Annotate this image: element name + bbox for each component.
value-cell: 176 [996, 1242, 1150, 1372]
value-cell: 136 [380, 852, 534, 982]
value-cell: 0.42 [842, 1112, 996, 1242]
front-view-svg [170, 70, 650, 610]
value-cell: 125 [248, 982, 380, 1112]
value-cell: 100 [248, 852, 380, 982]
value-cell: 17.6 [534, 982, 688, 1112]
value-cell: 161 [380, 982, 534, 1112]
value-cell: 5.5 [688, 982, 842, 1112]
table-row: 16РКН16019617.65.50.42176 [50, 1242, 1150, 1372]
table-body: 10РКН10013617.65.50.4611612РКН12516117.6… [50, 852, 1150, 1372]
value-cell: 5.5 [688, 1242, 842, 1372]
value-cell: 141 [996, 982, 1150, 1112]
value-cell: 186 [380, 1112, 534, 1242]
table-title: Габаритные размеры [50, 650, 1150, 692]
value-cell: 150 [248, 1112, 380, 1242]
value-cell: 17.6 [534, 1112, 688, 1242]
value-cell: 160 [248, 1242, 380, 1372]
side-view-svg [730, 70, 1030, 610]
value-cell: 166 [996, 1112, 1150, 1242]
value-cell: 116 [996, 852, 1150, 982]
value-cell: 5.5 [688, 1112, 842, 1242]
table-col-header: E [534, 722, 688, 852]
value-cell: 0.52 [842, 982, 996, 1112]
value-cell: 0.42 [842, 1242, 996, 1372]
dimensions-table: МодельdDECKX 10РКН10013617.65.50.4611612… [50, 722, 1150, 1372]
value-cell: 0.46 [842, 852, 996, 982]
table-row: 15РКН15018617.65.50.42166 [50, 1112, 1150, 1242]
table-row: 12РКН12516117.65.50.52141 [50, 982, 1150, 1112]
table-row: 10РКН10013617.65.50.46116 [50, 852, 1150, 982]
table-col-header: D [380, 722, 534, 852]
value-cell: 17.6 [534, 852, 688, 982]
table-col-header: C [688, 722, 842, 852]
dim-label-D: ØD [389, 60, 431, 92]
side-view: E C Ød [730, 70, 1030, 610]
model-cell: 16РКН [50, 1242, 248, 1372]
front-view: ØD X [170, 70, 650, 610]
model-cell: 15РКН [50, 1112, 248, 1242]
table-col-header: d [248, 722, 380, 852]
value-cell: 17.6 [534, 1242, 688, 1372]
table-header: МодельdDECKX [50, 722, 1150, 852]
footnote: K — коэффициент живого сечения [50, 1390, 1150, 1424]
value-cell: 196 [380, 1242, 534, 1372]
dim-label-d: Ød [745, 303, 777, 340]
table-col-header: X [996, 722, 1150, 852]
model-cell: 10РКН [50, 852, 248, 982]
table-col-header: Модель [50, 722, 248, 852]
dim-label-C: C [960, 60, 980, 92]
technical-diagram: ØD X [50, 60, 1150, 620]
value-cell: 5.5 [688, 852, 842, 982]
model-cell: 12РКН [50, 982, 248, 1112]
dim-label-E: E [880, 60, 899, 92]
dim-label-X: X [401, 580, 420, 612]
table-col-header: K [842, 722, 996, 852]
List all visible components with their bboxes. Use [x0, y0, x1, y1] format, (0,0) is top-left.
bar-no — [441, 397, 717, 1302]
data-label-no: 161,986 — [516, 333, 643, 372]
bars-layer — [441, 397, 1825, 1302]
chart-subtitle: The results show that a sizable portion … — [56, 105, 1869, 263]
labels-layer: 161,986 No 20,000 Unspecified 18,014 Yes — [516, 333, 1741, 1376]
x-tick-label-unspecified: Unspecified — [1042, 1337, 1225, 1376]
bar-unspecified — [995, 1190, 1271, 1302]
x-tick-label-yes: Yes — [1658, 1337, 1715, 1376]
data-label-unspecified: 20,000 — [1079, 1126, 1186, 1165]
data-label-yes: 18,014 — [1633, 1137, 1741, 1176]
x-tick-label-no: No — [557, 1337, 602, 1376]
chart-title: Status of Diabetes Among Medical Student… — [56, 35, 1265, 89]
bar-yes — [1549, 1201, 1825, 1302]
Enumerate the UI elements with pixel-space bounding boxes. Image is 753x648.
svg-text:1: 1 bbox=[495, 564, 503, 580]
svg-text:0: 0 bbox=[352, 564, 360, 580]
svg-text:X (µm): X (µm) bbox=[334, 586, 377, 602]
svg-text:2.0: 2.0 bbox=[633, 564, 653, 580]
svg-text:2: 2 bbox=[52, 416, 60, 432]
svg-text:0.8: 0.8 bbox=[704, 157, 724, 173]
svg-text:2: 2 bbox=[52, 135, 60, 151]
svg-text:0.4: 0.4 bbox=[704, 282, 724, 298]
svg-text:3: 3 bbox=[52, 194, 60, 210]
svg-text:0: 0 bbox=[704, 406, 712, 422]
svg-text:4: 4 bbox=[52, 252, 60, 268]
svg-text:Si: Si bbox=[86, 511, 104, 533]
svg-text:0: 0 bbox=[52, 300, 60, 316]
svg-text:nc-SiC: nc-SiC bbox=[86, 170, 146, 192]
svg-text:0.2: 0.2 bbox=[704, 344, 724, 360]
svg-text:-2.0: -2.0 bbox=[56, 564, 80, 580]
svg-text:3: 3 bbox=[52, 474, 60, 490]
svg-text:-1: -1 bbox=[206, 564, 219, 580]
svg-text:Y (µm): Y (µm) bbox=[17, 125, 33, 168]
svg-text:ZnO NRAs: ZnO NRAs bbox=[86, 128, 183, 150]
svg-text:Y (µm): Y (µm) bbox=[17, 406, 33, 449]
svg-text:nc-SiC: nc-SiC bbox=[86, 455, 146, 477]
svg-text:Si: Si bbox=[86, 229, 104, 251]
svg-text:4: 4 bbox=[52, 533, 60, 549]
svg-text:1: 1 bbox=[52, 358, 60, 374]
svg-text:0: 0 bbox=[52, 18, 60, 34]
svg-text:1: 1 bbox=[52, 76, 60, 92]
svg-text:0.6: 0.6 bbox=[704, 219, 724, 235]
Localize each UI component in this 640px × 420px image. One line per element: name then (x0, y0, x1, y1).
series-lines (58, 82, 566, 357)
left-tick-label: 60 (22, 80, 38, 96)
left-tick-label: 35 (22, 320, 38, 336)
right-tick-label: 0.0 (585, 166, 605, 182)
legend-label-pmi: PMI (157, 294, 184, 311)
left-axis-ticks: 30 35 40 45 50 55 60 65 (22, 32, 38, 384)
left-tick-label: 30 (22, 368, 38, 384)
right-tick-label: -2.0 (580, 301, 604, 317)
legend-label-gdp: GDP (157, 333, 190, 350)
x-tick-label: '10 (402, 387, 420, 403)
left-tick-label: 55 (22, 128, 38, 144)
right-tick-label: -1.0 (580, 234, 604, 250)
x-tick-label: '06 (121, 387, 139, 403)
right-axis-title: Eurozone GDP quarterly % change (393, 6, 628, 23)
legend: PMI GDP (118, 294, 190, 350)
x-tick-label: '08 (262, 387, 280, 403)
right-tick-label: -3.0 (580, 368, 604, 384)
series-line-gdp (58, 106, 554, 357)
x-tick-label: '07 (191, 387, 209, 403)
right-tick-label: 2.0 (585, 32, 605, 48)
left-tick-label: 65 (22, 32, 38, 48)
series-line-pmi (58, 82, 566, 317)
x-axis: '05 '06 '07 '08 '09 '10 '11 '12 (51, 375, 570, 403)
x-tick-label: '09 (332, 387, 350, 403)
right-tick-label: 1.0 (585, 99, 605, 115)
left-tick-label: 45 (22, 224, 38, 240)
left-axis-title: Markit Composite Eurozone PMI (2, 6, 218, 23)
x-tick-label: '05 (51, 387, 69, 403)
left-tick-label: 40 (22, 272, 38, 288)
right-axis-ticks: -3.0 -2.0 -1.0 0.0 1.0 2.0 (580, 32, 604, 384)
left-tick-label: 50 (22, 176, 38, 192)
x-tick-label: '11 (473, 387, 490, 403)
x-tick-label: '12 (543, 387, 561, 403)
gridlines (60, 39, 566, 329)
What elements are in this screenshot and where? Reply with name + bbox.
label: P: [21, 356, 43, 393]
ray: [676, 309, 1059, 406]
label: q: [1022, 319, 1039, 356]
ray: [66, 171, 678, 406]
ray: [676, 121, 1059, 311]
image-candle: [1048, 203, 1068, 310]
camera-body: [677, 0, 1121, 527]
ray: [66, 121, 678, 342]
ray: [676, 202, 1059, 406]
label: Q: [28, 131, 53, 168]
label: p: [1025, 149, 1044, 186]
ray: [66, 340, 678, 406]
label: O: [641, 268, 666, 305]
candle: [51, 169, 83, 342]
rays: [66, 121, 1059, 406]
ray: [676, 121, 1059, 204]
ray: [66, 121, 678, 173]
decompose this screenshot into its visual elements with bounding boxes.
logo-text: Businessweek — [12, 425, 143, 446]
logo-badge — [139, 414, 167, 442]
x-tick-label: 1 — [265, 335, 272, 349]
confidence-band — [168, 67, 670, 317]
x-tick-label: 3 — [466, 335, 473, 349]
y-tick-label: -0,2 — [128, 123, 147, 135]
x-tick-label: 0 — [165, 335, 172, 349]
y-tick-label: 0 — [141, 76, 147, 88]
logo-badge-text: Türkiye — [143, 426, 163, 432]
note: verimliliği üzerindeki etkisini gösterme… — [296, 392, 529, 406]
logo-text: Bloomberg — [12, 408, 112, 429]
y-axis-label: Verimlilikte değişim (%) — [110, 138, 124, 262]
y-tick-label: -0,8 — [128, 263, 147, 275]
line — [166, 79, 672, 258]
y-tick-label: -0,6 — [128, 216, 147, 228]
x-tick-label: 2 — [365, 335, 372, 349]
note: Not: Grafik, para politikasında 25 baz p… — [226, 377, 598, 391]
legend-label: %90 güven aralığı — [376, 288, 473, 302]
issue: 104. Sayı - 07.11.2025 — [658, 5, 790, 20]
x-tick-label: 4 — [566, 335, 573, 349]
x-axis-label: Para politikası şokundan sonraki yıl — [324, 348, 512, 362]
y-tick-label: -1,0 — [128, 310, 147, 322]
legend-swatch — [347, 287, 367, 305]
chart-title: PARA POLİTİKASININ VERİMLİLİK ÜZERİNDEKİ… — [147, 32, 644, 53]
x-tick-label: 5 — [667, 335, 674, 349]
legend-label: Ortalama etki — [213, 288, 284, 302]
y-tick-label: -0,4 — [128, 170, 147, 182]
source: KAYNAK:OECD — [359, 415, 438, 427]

| GIVEN EXERCISE |
Set down, unchanged, the part of the listing that opens with its very first line and closes with the line containing "value-cell: 5.5 [688, 1242, 842, 1372]", including both of those lines.

| PROBLEM SOLUTION |
Annotate this image: element name + bbox for each component.
value-cell: 176 [996, 1242, 1150, 1372]
value-cell: 136 [380, 852, 534, 982]
value-cell: 0.42 [842, 1112, 996, 1242]
front-view-svg [170, 70, 650, 610]
value-cell: 125 [248, 982, 380, 1112]
value-cell: 100 [248, 852, 380, 982]
value-cell: 17.6 [534, 982, 688, 1112]
value-cell: 161 [380, 982, 534, 1112]
value-cell: 5.5 [688, 982, 842, 1112]
table-row: 16РКН16019617.65.50.42176 [50, 1242, 1150, 1372]
table-body: 10РКН10013617.65.50.4611612РКН12516117.6… [50, 852, 1150, 1372]
value-cell: 5.5 [688, 1242, 842, 1372]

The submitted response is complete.